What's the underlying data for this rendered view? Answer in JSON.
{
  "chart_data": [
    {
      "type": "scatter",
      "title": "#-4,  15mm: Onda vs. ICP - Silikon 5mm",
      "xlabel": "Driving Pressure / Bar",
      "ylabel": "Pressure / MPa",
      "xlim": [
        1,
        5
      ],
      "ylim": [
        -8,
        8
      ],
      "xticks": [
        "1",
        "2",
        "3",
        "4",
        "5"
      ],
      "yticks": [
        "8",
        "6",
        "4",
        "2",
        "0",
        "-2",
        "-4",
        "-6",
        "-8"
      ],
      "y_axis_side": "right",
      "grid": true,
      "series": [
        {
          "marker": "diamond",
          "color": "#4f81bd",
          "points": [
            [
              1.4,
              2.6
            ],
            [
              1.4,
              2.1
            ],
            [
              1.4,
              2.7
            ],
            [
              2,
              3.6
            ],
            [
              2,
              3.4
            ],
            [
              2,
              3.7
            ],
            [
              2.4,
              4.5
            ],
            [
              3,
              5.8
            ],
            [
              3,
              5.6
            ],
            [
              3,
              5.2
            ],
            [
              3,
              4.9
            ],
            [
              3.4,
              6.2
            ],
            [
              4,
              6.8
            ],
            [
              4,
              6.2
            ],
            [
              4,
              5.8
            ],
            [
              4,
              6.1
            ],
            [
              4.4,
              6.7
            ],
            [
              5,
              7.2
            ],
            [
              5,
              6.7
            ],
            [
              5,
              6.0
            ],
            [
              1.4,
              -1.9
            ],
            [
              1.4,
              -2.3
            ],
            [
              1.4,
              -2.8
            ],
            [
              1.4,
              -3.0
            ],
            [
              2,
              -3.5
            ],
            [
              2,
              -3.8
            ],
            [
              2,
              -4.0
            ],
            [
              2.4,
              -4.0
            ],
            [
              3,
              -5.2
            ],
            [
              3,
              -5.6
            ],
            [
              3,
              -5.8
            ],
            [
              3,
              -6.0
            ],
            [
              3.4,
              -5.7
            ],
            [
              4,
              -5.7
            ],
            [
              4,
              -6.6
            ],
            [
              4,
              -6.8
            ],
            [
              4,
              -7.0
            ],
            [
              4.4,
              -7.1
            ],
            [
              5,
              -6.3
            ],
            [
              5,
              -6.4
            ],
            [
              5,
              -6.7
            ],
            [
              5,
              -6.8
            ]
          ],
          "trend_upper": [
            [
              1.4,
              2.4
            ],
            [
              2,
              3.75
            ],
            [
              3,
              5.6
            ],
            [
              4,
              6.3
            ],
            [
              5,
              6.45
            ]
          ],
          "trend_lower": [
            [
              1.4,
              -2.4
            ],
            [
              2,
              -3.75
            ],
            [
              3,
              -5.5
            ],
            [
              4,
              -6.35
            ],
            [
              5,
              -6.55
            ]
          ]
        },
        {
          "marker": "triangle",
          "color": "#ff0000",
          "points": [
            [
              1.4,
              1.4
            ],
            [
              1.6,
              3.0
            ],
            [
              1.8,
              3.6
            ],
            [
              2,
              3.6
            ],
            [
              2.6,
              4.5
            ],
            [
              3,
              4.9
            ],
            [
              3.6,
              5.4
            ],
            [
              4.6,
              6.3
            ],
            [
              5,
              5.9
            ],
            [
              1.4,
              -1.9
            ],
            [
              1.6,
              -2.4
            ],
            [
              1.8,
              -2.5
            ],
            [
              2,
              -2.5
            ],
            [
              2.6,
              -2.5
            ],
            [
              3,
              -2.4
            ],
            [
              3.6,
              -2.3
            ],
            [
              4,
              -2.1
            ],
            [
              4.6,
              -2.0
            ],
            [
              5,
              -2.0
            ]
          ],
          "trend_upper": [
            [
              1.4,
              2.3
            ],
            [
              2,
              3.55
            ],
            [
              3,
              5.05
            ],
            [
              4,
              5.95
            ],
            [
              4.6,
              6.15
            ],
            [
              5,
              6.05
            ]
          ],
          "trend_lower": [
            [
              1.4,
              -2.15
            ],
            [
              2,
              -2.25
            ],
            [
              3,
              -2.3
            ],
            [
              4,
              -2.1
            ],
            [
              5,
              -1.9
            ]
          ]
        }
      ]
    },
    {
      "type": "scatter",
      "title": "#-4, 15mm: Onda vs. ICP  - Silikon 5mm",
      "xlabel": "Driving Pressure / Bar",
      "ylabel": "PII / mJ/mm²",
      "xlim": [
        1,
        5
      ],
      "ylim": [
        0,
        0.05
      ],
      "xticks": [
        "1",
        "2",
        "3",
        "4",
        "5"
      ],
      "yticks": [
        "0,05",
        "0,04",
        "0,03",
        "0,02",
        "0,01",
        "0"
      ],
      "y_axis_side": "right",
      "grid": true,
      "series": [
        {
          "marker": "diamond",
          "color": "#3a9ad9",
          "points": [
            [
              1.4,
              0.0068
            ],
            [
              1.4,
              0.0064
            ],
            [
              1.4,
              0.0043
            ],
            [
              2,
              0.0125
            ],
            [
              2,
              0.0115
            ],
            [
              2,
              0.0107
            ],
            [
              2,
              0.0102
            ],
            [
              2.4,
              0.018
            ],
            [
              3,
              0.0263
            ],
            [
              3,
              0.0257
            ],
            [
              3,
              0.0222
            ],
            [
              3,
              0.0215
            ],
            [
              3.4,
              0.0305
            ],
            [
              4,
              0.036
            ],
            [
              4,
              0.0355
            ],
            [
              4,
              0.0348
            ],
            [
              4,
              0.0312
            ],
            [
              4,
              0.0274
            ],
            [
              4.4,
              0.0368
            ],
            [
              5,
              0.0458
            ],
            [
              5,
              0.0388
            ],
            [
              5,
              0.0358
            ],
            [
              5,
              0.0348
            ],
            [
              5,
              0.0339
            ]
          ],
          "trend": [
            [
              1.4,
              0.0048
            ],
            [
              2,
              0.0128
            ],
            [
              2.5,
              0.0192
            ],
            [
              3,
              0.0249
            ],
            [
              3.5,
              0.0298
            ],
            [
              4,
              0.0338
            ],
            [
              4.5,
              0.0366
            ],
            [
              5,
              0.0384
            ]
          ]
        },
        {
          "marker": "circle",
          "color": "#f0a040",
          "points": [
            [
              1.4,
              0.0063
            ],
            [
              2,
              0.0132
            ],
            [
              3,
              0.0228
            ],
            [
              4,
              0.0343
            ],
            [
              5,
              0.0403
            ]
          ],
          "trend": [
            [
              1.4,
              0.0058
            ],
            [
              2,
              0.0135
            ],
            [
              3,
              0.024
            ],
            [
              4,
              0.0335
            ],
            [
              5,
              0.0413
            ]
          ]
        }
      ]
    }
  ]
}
______
Write out all the records above again, exactly as they stand.

What's the underlying data for this rendered view? Answer in JSON.
{
  "chart_data": [
    {
      "type": "scatter",
      "title": "#-4,  15mm: Onda vs. ICP - Silikon 5mm",
      "xlabel": "Driving Pressure / Bar",
      "ylabel": "Pressure / MPa",
      "xlim": [
        1,
        5
      ],
      "ylim": [
        -8,
        8
      ],
      "xticks": [
        "1",
        "2",
        "3",
        "4",
        "5"
      ],
      "yticks": [
        "8",
        "6",
        "4",
        "2",
        "0",
        "-2",
        "-4",
        "-6",
        "-8"
      ],
      "y_axis_side": "right",
      "grid": true,
      "series": [
        {
          "marker": "diamond",
          "color": "#4f81bd",
          "points": [
            [
              1.4,
              2.6
            ],
            [
              1.4,
              2.1
            ],
            [
              1.4,
              2.7
            ],
            [
              2,
              3.6
            ],
            [
              2,
              3.4
            ],
            [
              2,
              3.7
            ],
            [
              2.4,
              4.5
            ],
            [
              3,
              5.8
            ],
            [
              3,
              5.6
            ],
            [
              3,
              5.2
            ],
            [
              3,
              4.9
            ],
            [
              3.4,
              6.2
            ],
            [
              4,
              6.8
            ],
            [
              4,
              6.2
            ],
            [
              4,
              5.8
            ],
            [
              4,
              6.1
            ],
            [
              4.4,
              6.7
            ],
            [
              5,
              7.2
            ],
            [
              5,
              6.7
            ],
            [
              5,
              6.0
            ],
            [
              1.4,
              -1.9
            ],
            [
              1.4,
              -2.3
            ],
            [
              1.4,
              -2.8
            ],
            [
              1.4,
              -3.0
            ],
            [
              2,
              -3.5
            ],
            [
              2,
              -3.8
            ],
            [
              2,
              -4.0
            ],
            [
              2.4,
              -4.0
            ],
            [
              3,
              -5.2
            ],
            [
              3,
              -5.6
            ],
            [
              3,
              -5.8
            ],
            [
              3,
              -6.0
            ],
            [
              3.4,
              -5.7
            ],
            [
              4,
              -5.7
            ],
            [
              4,
              -6.6
            ],
            [
              4,
              -6.8
            ],
            [
              4,
              -7.0
            ],
            [
              4.4,
              -7.1
            ],
            [
              5,
              -6.3
            ],
            [
              5,
              -6.4
            ],
            [
              5,
              -6.7
            ],
            [
              5,
              -6.8
            ]
          ],
          "trend_upper": [
            [
              1.4,
              2.4
            ],
            [
              2,
              3.75
            ],
            [
              3,
              5.6
            ],
            [
              4,
              6.3
            ],
            [
              5,
              6.45
            ]
          ],
          "trend_lower": [
            [
              1.4,
              -2.4
            ],
            [
              2,
              -3.75
            ],
            [
              3,
              -5.5
            ],
            [
              4,
              -6.35
            ],
            [
              5,
              -6.55
            ]
          ]
        },
        {
          "marker": "triangle",
          "color": "#ff0000",
          "points": [
            [
              1.4,
              1.4
            ],
            [
              1.6,
              3.0
            ],
            [
              1.8,
              3.6
            ],
            [
              2,
              3.6
            ],
            [
              2.6,
              4.5
            ],
            [
              3,
              4.9
            ],
            [
              3.6,
              5.4
            ],
            [
              4.6,
              6.3
            ],
            [
              5,
              5.9
            ],
            [
              1.4,
              -1.9
            ],
            [
              1.6,
              -2.4
            ],
            [
              1.8,
              -2.5
            ],
            [
              2,
              -2.5
            ],
            [
              2.6,
              -2.5
            ],
            [
              3,
              -2.4
            ],
            [
              3.6,
              -2.3
            ],
            [
              4,
              -2.1
            ],
            [
              4.6,
              -2.0
            ],
            [
              5,
              -2.0
            ]
          ],
          "trend_upper": [
            [
              1.4,
              2.3
            ],
            [
              2,
              3.55
            ],
            [
              3,
              5.05
            ],
            [
              4,
              5.95
            ],
            [
              4.6,
              6.15
            ],
            [
              5,
              6.05
            ]
          ],
          "trend_lower": [
            [
              1.4,
              -2.15
            ],
            [
              2,
              -2.25
            ],
            [
              3,
              -2.3
            ],
            [
              4,
              -2.1
            ],
            [
              5,
              -1.9
            ]
          ]
        }
      ]
    },
    {
      "type": "scatter",
      "title": "#-4, 15mm: Onda vs. ICP  - Silikon 5mm",
      "xlabel": "Driving Pressure / Bar",
      "ylabel": "PII / mJ/mm²",
      "xlim": [
        1,
        5
      ],
      "ylim": [
        0,
        0.05
      ],
      "xticks": [
        "1",
        "2",
        "3",
        "4",
        "5"
      ],
      "yticks": [
        "0,05",
        "0,04",
        "0,03",
        "0,02",
        "0,01",
        "0"
      ],
      "y_axis_side": "right",
      "grid": true,
      "series": [
        {
          "marker": "diamond",
          "color": "#3a9ad9",
          "points": [
            [
              1.4,
              0.0068
            ],
            [
              1.4,
              0.0064
            ],
            [
              1.4,
              0.0043
            ],
            [
              2,
              0.0125
            ],
            [
              2,
              0.0115
            ],
            [
              2,
              0.0107
            ],
            [
              2,
              0.0102
            ],
            [
              2.4,
              0.018
            ],
            [
              3,
              0.0263
            ],
            [
              3,
              0.0257
            ],
            [
              3,
              0.0222
            ],
            [
              3,
              0.0215
            ],
            [
              3.4,
              0.0305
            ],
            [
              4,
              0.036
            ],
            [
              4,
              0.0355
            ],
            [
              4,
              0.0348
            ],
            [
              4,
              0.0312
            ],
            [
              4,
              0.0274
            ],
            [
              4.4,
              0.0368
            ],
            [
              5,
              0.0458
            ],
            [
              5,
              0.0388
            ],
            [
              5,
              0.0358
            ],
            [
              5,
              0.0348
            ],
            [
              5,
              0.0339
            ]
          ],
          "trend": [
            [
              1.4,
              0.0048
            ],
            [
              2,
              0.0128
            ],
            [
              2.5,
              0.0192
            ],
            [
              3,
              0.0249
            ],
            [
              3.5,
              0.0298
            ],
            [
              4,
              0.0338
            ],
            [
              4.5,
              0.0366
            ],
            [
              5,
              0.0384
            ]
          ]
        },
        {
          "marker": "circle",
          "color": "#f0a040",
          "points": [
            [
              1.4,
              0.0063
            ],
            [
              2,
              0.0132
            ],
            [
              3,
              0.0228
            ],
            [
              4,
              0.0343
            ],
            [
              5,
              0.0403
            ]
          ],
          "trend": [
            [
              1.4,
              0.0058
            ],
            [
              2,
              0.0135
            ],
            [
              3,
              0.024
            ],
            [
              4,
              0.0335
            ],
            [
              5,
              0.0413
            ]
          ]
        }
      ]
    }
  ]
}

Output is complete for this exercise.